--- begin Provided entries ---
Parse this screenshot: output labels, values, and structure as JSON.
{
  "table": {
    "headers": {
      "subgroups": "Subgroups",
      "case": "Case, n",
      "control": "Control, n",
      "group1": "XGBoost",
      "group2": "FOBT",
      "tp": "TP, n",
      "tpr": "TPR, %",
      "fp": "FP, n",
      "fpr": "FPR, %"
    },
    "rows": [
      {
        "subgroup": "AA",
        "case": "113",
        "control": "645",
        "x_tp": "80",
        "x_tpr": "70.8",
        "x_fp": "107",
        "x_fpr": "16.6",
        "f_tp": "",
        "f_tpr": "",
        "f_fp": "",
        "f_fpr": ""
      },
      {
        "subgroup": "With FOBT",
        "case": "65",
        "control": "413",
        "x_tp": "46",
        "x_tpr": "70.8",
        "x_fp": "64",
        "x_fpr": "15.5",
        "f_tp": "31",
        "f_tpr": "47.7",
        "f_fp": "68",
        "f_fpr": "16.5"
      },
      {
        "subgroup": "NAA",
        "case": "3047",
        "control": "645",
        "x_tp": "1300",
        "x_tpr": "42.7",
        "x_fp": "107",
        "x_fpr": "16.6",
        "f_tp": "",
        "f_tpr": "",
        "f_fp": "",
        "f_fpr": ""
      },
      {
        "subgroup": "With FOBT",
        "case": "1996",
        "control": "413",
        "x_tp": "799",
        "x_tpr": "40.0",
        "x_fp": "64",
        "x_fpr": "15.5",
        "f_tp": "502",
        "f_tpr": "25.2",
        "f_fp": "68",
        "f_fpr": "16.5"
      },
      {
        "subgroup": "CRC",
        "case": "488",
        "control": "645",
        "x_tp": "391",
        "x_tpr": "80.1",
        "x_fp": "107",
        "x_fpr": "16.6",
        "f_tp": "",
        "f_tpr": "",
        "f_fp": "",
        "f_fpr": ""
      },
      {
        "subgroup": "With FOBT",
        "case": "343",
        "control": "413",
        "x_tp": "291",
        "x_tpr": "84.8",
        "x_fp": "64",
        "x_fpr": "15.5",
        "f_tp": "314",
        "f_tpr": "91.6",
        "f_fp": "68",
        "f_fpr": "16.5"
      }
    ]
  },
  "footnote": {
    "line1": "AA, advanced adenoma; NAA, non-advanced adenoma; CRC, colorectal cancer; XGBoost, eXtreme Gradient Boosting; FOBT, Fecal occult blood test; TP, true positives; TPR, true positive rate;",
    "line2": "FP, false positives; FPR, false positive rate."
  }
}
--- end Provided entries ---
--- begin Provided entries ---
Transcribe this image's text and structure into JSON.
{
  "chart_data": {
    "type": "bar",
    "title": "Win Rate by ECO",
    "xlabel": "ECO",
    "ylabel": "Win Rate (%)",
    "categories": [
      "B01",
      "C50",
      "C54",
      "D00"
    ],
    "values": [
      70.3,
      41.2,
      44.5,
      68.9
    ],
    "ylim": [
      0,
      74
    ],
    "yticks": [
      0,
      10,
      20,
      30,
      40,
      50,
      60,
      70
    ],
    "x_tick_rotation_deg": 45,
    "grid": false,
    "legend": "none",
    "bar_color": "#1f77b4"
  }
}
--- end Provided entries ---
Written problem
Copy out all lines where the word "this" appears.

Solved exercise
Parse this screenshot: output labels, values, and structure as JSON.
Transcribe this image's text and structure into JSON.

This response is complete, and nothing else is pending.